= THE PROBLEM =
Go through the entries below and copy each line containing the word "transmissions".

= MATERIAL FOR THIS TASK =

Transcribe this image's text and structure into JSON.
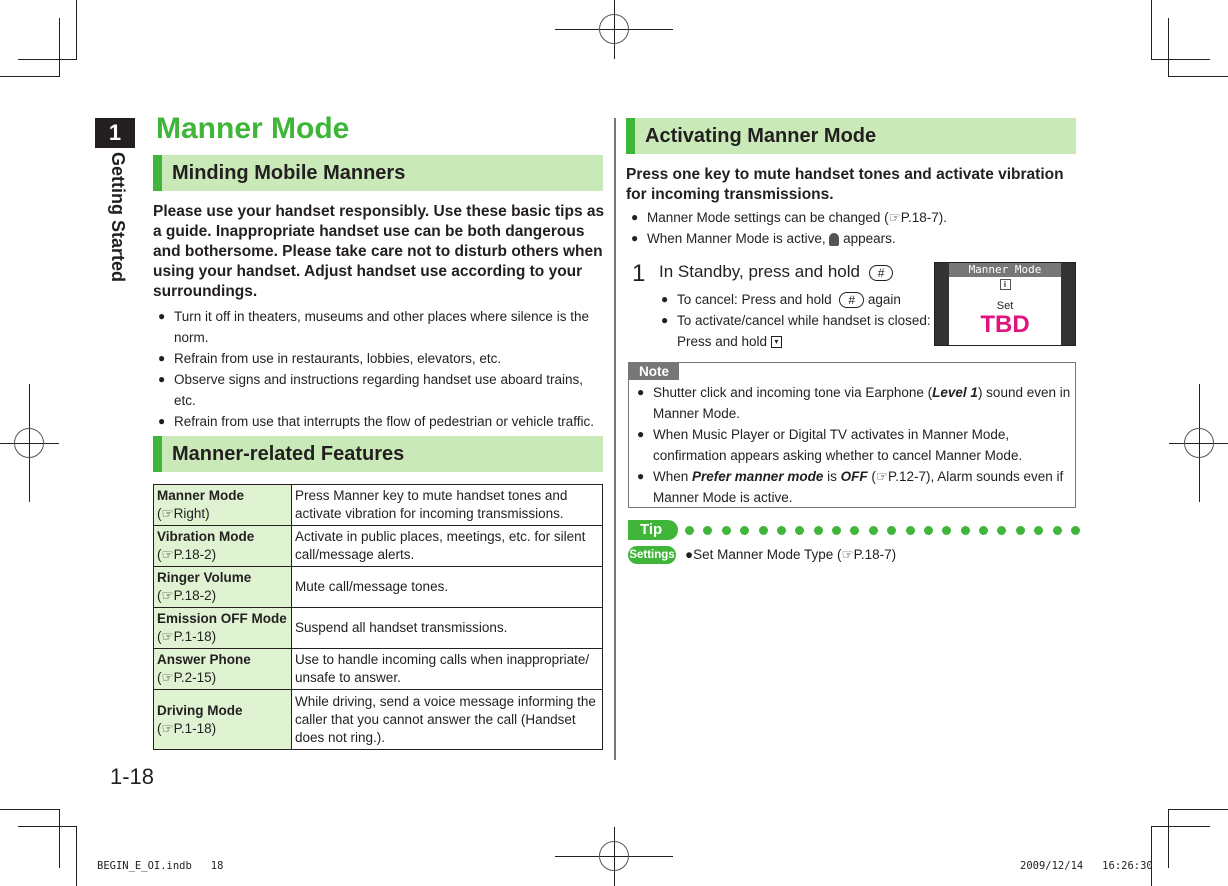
{
  "chapter": {
    "number": "1",
    "label": "Getting Started"
  },
  "page_title": "Manner Mode",
  "left": {
    "section1": {
      "heading": "Minding Mobile Manners",
      "lead": "Please use your handset responsibly. Use these basic tips as a guide. Inappropriate handset use can be both dangerous and bothersome. Please take care not to disturb others when using your handset. Adjust handset use according to your surroundings.",
      "bullets": [
        "Turn it off in theaters, museums and other places where silence is the norm.",
        "Refrain from use in restaurants, lobbies, elevators, etc.",
        "Observe signs and instructions regarding handset use aboard trains, etc.",
        "Refrain from use that interrupts the flow of pedestrian or vehicle traffic."
      ]
    },
    "section2": {
      "heading": "Manner-related Features",
      "features": [
        {
          "name": "Manner Mode",
          "ref": "(☞Right)",
          "desc": "Press Manner key to mute handset tones and activate vibration for incoming transmissions."
        },
        {
          "name": "Vibration Mode",
          "ref": "(☞P.18-2)",
          "desc": "Activate in public places, meetings, etc. for silent call/message alerts."
        },
        {
          "name": "Ringer Volume",
          "ref": "(☞P.18-2)",
          "desc": "Mute call/message tones."
        },
        {
          "name": "Emission OFF Mode",
          "ref": "(☞P.1-18)",
          "desc": "Suspend all handset transmissions."
        },
        {
          "name": "Answer Phone",
          "ref": "(☞P.2-15)",
          "desc": "Use to handle incoming calls when inappropriate/ unsafe to answer."
        },
        {
          "name": "Driving Mode",
          "ref": "(☞P.1-18)",
          "desc": "While driving, send a voice message informing the caller that you cannot answer the call (Handset does not ring.)."
        }
      ]
    }
  },
  "right": {
    "heading": "Activating Manner Mode",
    "lead": "Press one key to mute handset tones and activate vibration for incoming transmissions.",
    "bullets": {
      "b1": "Manner Mode settings can be changed (☞P.18-7).",
      "b2_pre": "When Manner Mode is active,",
      "b2_post": "appears."
    },
    "step": {
      "number": "1",
      "text": "In Standby, press and hold",
      "key": "#",
      "sub1_pre": "To cancel: Press and hold",
      "sub1_key": "#",
      "sub1_post": "again",
      "sub2_line1": "To activate/cancel while handset is closed:",
      "sub2_line2": "Press and hold",
      "sub2_key": "▾"
    },
    "screen": {
      "title": "Manner Mode",
      "info": "i",
      "set": "Set",
      "overlay": "TBD"
    },
    "note": {
      "label": "Note",
      "n1_pre": "Shutter click and incoming tone via Earphone (",
      "n1_bold": "Level 1",
      "n1_post": ") sound even in Manner Mode.",
      "n2": "When Music Player or Digital TV activates in Manner Mode, confirmation appears asking whether to cancel Manner Mode.",
      "n3_pre": "When ",
      "n3_bold1": "Prefer manner mode",
      "n3_mid": " is ",
      "n3_bold2": "OFF",
      "n3_post": " (☞P.12-7), Alarm sounds even if Manner Mode is active."
    },
    "tip": {
      "label": "Tip",
      "settings_label": "Settings",
      "settings_text": "●Set Manner Mode Type (☞P.18-7)"
    }
  },
  "footer": {
    "page_number": "1-18",
    "slug_left": "BEGIN_E_OI.indb   18",
    "slug_right": "2009/12/14   16:26:30"
  },
  "colors": {
    "accent_green": "#3fb63a",
    "heading_bg": "#cae9b8",
    "table_name_bg": "#dff2d2",
    "tbd_magenta": "#e2137f",
    "note_gray": "#777777"
  }
}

= EXERCISE RESPONSE =
          "desc": "Press Manner key to mute handset tones and activate vibration for incoming transmissions."
          "desc": "Suspend all handset transmissions."
    "lead": "Press one key to mute handset tones and activate vibration for incoming transmissions.",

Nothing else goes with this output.